Output only the lines that run from the line holding "Extract all readable text from this page." to the end of the entries, both ends included, and skip the pictures.

Saved entries:
───
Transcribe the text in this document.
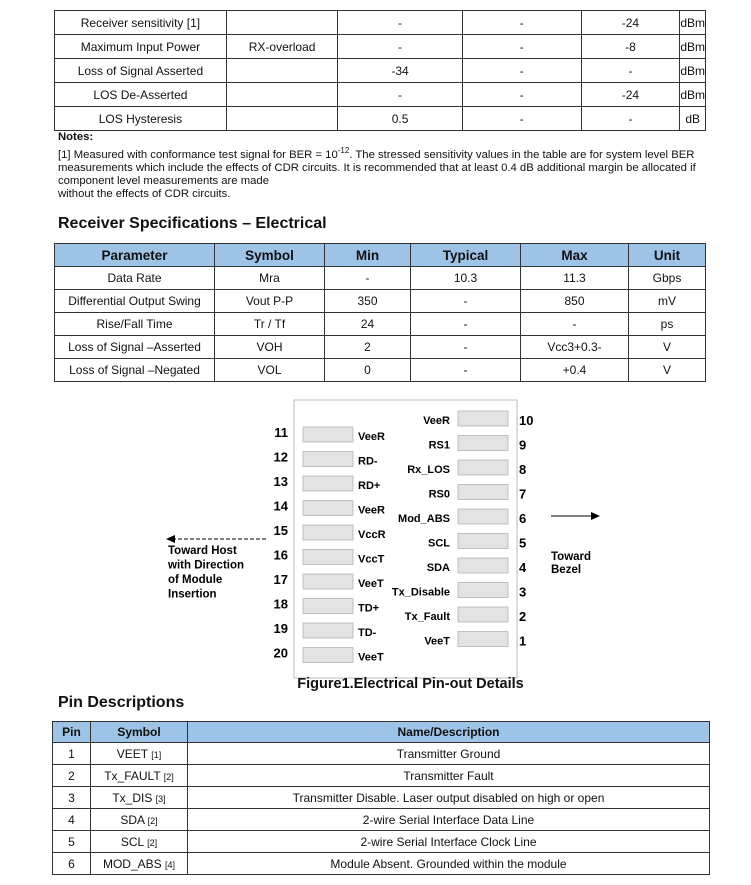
Receiver sensitivity [1]		-	-	-24	dBm
Maximum Input Power	RX-overload	-	-	-8	dBm
Loss of Signal Asserted		-34	-	-	dBm
LOS De-Asserted		-	-	-24	dBm
LOS Hysteresis		0.5	-	-	dB
Notes:
[1] Measured with conformance test signal for BER = $10^{-12}$. The stressed sensitivity values in the table are for system level BER measurements which include the effects of CDR circuits. It is recommended that at least 0.4 dB additional margin be allocated if component level measurements are made
without the effects of CDR circuits.
Receiver Specifications – Electrical
Parameter	Symbol	Min	Typical	Max	Unit
Data Rate	Mra	-	10.3	11.3	Gbps
Differential Output Swing	Vout P-P	350	-	850	mV
Rise/Fall Time	Tr / Tf	24	-	-	ps
Loss of Signal –Asserted	VOH	2	-	Vcc3+0.3-	V
Loss of Signal –Negated	VOL	0	-	+0.4	V
11	VeeR
12	RD-
13	RD+
14	VeeR
15	VccR
16	VccT
17	VeeT
18	TD+
19	TD-
20	VeeT
10
VeeR
9
RS1
8
Rx_LOS
7
RS0
6
Mod_ABS
5
SCL
4
SDA
3
Tx_Disable
2
Tx_Fault
1
VeeT
Toward Host
with Direction
of Module
Insertion
Toward
Bezel
Figure1.Electrical Pin-out Details
Pin Descriptions
Pin	Symbol	Name/Description
1	VEET [1]	Transmitter Ground
2	Tx_FAULT [2]	Transmitter Fault
3	Tx_DIS [3]	Transmitter Disable. Laser output disabled on high or open
4	SDA [2]	2-wire Serial Interface Data Line
5	SCL [2]	2-wire Serial Interface Clock Line
6	MOD_ABS [4]	Module Absent. Grounded within the module
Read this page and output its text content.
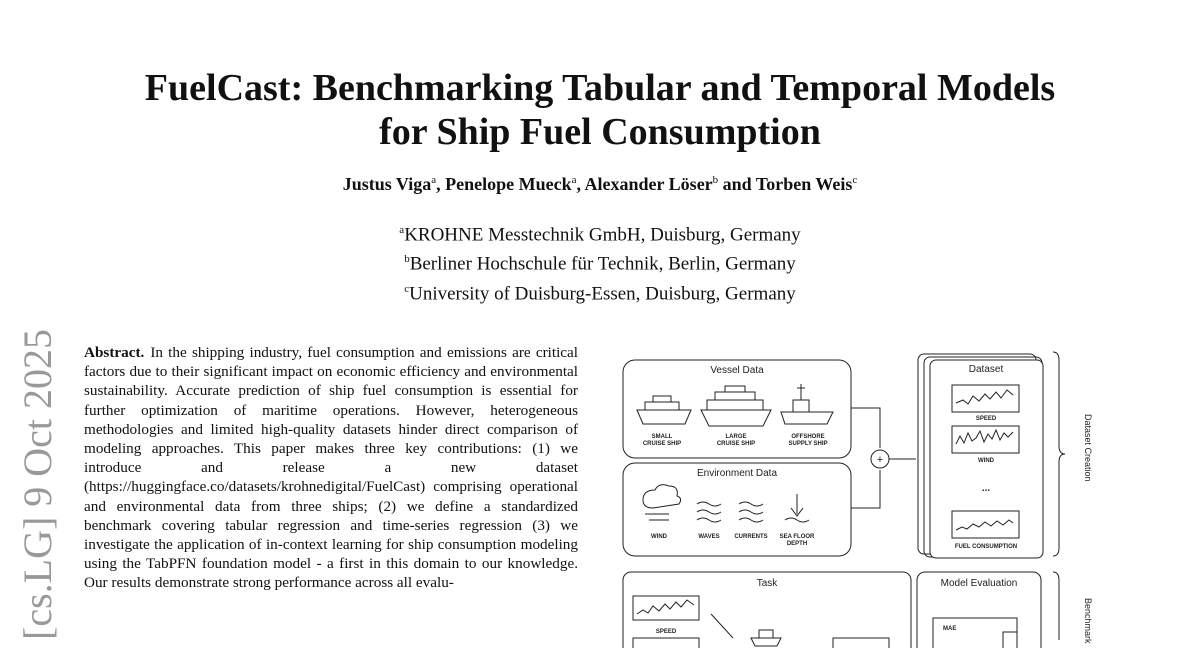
FuelCast: Benchmarking Tabular and Temporal Models
for Ship Fuel Consumption
Justus Viga$^a$, Penelope Mueck$^a$, Alexander Löser$^b$ and Torben Weis$^c$
$^a$KROHNE Messtechnik GmbH, Duisburg, Germany
$^b$Berliner Hochschule für Technik, Berlin, Germany
$^c$University of Duisburg-Essen, Duisburg, Germany
[cs.LG] 9 Oct 2025 Abstract. In the shipping industry, fuel consumption and emissions are critical factors due to their significant impact on economic efficiency and environmental sustainability. Accurate prediction of ship fuel consumption is essential for further optimization of maritime operations. However, heterogeneous methodologies and limited high-quality datasets hinder direct comparison of modeling approaches. This paper makes three key contributions: (1) we introduce and release a new dataset (https://huggingface.co/datasets/krohnedigital/FuelCast) comprising operational and environmental data from three ships; (2) we define a standardized benchmark covering tabular regression and time-series regression (3) we investigate the application of in-context learning for ship consumption modeling using the TabPFN foundation model - a first in this domain to our knowledge. Our results demonstrate strong performance across all evalu-
Vessel Data
Environment Data
+
Dataset
Task	Model Evaluation
SMALL CRUISE SHIP
LARGE CRUISE SHIP
OFFSHORE SUPPLY SHIP
WIND	WAVES CURRENTS SEA FLOOR DEPTH
SPEED
WIND
...
FUEL CONSUMPTION
SPEED	MAE
Dataset Creation
Benchmark
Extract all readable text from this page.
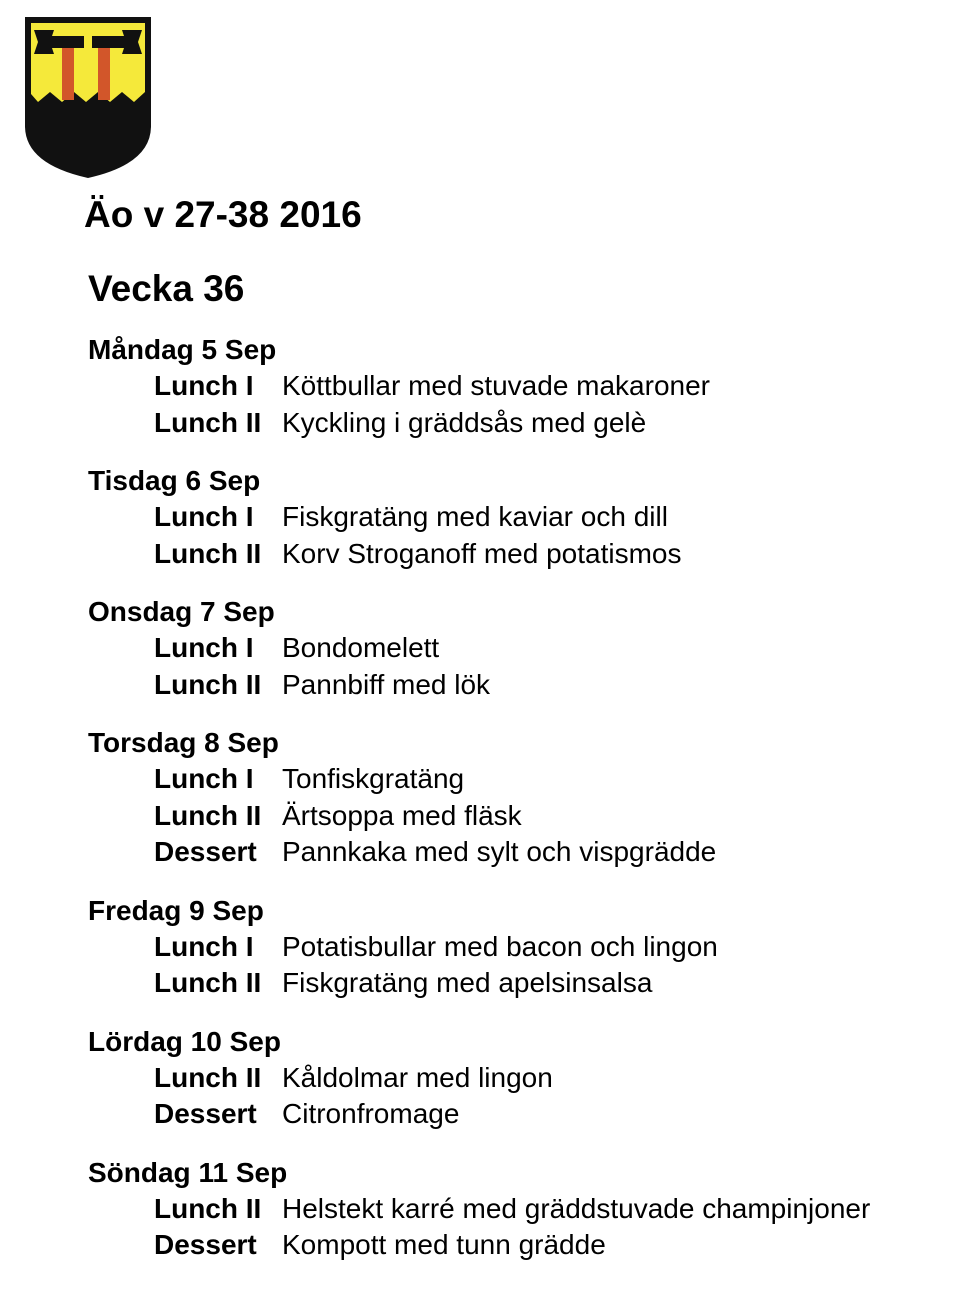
Äo v 27-38 2016
Vecka 36
Måndag 5 Sep
Lunch I	Köttbullar med stuvade makaroner
Lunch II Kyckling i gräddsås med gelè
Tisdag 6 Sep
Lunch I	Fiskgratäng med kaviar och dill
Lunch II Korv Stroganoff med potatismos
Onsdag 7 Sep
Lunch I	Bondomelett
Lunch II Pannbiff med lök
Torsdag 8 Sep
Lunch I	Tonfiskgratäng
Lunch II Ärtsoppa med fläsk
Dessert Pannkaka med sylt och vispgrädde
Fredag 9 Sep
Lunch I	Potatisbullar med bacon och lingon
Lunch II Fiskgratäng med apelsinsalsa
Lördag 10 Sep
Lunch II Kåldolmar med lingon
Dessert Citronfromage
Söndag 11 Sep
Lunch II Helstekt karré med gräddstuvade champinjoner
Dessert Kompott med tunn grädde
───
Solution for this exercise ::
Extract all readable text from this page.
Äo v 27-38 2016
Vecka 36
Måndag 5 Sep
Lunch I	Köttbullar med stuvade makaroner
Lunch II Kyckling i gräddsås med gelè
Tisdag 6 Sep
Lunch I	Fiskgratäng med kaviar och dill
Lunch II Korv Stroganoff med potatismos
Onsdag 7 Sep
Lunch I	Bondomelett
Lunch II Pannbiff med lök
Torsdag 8 Sep
Lunch I	Tonfiskgratäng
Lunch II Ärtsoppa med fläsk
Dessert Pannkaka med sylt och vispgrädde
Fredag 9 Sep
Lunch I	Potatisbullar med bacon och lingon
Lunch II Fiskgratäng med apelsinsalsa
Lördag 10 Sep
Lunch II Kåldolmar med lingon
Dessert Citronfromage
Söndag 11 Sep
Lunch II Helstekt karré med gräddstuvade champinjoner
Dessert Kompott med tunn grädde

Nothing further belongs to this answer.